Exercise aim: Repeat every line below exactly, word for word.

Data:

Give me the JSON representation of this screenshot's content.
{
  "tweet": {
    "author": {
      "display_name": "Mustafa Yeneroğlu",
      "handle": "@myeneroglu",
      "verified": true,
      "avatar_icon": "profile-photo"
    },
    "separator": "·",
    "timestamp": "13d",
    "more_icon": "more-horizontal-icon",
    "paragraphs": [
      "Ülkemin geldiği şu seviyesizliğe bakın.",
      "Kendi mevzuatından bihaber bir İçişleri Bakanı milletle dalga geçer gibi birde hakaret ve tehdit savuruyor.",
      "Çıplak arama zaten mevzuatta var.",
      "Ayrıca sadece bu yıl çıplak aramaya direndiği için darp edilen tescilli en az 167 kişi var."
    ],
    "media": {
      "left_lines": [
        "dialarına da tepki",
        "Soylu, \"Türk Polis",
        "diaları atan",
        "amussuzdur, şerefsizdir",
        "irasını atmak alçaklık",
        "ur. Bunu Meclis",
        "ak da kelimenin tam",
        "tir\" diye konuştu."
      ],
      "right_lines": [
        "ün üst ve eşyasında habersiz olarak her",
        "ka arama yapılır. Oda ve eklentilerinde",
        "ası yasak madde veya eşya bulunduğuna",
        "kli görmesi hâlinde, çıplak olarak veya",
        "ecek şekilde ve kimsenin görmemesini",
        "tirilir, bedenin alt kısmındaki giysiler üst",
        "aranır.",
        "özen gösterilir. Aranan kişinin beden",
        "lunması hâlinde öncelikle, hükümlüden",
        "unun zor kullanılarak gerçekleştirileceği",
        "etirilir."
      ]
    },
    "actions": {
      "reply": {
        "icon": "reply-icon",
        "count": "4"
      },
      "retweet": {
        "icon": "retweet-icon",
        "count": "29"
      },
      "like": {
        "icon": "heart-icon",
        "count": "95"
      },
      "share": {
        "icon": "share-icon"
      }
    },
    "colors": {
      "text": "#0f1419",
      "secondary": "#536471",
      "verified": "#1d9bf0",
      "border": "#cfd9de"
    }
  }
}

Task result:
Give me the JSON representation of this screenshot's content.
{
  "tweet": {
    "author": {
      "display_name": "Mustafa Yeneroğlu",
      "handle": "@myeneroglu",
      "verified": true,
      "avatar_icon": "profile-photo"
    },
    "separator": "·",
    "timestamp": "13d",
    "more_icon": "more-horizontal-icon",
    "paragraphs": [
      "Ülkemin geldiği şu seviyesizliğe bakın.",
      "Kendi mevzuatından bihaber bir İçişleri Bakanı milletle dalga geçer gibi birde hakaret ve tehdit savuruyor.",
      "Çıplak arama zaten mevzuatta var.",
      "Ayrıca sadece bu yıl çıplak aramaya direndiği için darp edilen tescilli en az 167 kişi var."
    ],
    "media": {
      "left_lines": [
        "dialarına da tepki",
        "Soylu, \"Türk Polis",
        "diaları atan",
        "amussuzdur, şerefsizdir",
        "irasını atmak alçaklık",
        "ur. Bunu Meclis",
        "ak da kelimenin tam",
        "tir\" diye konuştu."
      ],
      "right_lines": [
        "ün üst ve eşyasında habersiz olarak her",
        "ka arama yapılır. Oda ve eklentilerinde",
        "ası yasak madde veya eşya bulunduğuna",
        "kli görmesi hâlinde, çıplak olarak veya",
        "ecek şekilde ve kimsenin görmemesini",
        "tirilir, bedenin alt kısmındaki giysiler üst",
        "aranır.",
        "özen gösterilir. Aranan kişinin beden",
        "lunması hâlinde öncelikle, hükümlüden",
        "unun zor kullanılarak gerçekleştirileceği",
        "etirilir."
      ]
    },
    "actions": {
      "reply": {
        "icon": "reply-icon",
        "count": "4"
      },
      "retweet": {
        "icon": "retweet-icon",
        "count": "29"
      },
      "like": {
        "icon": "heart-icon",
        "count": "95"
      },
      "share": {
        "icon": "share-icon"
      }
    },
    "colors": {
      "text": "#0f1419",
      "secondary": "#536471",
      "verified": "#1d9bf0",
      "border": "#cfd9de"
    }
  }
}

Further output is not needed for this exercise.